- THE REQUEST
Gather all lines from the material that contain "ylabel".
»»
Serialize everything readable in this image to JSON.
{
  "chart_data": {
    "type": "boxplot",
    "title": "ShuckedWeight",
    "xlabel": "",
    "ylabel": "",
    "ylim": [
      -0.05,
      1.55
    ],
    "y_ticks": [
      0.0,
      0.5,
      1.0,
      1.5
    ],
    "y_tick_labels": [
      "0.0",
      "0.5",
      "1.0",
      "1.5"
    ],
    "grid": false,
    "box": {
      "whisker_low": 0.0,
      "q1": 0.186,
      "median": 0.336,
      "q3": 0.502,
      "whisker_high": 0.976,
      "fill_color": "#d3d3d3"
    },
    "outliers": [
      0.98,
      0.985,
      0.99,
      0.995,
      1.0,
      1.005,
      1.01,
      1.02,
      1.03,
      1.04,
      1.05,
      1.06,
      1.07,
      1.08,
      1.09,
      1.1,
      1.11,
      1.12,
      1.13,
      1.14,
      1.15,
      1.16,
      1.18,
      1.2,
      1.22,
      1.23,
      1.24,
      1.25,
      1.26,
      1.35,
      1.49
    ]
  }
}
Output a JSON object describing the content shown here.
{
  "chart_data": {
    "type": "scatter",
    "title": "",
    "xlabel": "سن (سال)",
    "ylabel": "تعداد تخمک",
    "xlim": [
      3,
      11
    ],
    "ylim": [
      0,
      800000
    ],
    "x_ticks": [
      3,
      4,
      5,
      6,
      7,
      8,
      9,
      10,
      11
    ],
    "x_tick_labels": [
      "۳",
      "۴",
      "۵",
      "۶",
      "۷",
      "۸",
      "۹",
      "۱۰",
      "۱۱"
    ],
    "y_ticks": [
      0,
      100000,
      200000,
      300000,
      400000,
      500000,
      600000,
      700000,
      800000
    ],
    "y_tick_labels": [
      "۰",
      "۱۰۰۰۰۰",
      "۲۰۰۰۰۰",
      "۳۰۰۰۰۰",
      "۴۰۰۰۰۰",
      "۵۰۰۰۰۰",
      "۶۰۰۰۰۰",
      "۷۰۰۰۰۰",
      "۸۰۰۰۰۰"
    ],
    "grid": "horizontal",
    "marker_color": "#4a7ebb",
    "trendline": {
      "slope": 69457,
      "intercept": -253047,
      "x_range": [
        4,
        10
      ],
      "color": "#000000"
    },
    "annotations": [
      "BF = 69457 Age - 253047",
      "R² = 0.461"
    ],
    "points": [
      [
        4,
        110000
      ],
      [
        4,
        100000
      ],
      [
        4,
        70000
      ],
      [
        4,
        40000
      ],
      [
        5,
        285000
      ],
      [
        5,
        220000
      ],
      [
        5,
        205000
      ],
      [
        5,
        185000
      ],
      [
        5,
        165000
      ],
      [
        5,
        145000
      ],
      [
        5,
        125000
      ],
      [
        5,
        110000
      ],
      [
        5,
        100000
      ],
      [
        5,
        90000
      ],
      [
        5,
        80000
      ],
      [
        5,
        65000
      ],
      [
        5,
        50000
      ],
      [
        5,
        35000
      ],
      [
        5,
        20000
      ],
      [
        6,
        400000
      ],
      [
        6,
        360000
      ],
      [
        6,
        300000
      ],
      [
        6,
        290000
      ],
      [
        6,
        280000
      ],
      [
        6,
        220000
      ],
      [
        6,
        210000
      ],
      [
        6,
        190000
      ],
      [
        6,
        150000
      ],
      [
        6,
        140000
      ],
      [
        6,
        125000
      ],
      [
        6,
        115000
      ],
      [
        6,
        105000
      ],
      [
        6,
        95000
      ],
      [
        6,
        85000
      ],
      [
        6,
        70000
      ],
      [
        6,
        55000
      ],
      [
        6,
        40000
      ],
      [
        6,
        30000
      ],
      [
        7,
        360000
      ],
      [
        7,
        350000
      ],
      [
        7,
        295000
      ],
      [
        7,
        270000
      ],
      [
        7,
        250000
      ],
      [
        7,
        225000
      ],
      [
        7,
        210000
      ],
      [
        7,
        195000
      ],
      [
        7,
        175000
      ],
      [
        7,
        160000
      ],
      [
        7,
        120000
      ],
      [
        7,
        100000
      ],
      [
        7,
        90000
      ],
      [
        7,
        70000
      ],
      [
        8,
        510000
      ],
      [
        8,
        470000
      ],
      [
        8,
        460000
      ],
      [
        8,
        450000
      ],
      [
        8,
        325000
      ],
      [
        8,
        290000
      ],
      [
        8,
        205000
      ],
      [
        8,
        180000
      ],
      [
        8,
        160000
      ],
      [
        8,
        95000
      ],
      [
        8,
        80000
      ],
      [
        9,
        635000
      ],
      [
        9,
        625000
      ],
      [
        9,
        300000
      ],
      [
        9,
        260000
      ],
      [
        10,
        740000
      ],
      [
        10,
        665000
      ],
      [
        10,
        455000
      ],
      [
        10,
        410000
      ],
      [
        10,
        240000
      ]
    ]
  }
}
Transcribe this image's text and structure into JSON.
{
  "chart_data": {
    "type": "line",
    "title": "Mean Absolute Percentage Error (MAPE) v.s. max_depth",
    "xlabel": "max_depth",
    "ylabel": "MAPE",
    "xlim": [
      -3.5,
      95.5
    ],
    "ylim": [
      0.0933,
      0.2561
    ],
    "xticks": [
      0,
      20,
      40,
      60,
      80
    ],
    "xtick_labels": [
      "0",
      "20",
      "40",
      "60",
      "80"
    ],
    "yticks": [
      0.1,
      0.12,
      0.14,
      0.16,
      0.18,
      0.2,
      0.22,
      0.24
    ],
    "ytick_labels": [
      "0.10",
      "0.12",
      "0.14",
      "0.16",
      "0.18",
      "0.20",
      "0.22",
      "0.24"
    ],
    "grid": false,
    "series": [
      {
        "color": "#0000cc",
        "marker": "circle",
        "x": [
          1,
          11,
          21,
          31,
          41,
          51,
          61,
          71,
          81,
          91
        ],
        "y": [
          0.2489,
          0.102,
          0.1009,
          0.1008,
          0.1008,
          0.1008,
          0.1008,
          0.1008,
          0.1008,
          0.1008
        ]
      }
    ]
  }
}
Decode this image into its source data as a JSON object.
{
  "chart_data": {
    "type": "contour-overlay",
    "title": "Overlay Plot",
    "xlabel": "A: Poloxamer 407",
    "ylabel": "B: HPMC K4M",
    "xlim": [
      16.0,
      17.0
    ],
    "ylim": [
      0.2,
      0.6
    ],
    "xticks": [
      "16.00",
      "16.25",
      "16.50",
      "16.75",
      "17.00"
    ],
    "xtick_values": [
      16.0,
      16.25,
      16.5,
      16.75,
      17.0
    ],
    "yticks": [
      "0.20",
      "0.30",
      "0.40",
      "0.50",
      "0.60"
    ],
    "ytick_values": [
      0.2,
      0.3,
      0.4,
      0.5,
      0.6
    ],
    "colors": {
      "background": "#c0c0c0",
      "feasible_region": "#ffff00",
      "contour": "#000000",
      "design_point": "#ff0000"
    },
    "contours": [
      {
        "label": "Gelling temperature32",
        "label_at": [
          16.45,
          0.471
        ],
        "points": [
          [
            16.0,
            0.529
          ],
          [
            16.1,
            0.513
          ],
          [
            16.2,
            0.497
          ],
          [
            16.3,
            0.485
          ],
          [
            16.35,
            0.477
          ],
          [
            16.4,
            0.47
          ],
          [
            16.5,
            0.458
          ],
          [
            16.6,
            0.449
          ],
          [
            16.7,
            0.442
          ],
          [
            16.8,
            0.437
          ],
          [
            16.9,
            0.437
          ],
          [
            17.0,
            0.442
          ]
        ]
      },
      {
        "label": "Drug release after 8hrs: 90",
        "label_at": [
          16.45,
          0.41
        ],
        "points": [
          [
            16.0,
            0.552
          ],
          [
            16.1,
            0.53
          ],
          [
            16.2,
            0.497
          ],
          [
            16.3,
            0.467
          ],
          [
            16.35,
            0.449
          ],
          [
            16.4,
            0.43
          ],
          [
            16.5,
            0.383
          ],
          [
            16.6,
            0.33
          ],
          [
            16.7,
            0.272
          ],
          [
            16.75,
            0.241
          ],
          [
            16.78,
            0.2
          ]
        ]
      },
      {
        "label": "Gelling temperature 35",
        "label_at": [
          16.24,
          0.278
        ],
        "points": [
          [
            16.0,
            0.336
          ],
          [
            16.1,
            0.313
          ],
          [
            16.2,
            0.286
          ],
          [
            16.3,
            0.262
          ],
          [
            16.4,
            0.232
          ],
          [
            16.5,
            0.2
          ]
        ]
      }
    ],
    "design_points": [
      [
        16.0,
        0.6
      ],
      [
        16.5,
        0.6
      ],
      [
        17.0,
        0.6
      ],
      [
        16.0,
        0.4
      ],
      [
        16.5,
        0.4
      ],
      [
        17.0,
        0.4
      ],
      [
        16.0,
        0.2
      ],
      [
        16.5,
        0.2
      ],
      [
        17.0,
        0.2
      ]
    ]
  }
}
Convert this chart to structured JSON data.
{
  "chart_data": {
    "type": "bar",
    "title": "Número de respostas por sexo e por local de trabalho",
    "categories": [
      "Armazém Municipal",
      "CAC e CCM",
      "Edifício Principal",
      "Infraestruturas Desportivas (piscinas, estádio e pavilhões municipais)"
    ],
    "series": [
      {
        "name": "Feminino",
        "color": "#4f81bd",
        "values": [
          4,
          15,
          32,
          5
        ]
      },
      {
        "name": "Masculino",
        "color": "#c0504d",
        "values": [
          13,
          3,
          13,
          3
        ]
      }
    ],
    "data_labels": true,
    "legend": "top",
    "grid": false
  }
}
««
- SOLUTION FOR THIS PROBLEM
    "ylabel": "",
    "ylabel": "تعداد تخمک",
    "ylabel": "MAPE",
    "ylabel": "B: HPMC K4M",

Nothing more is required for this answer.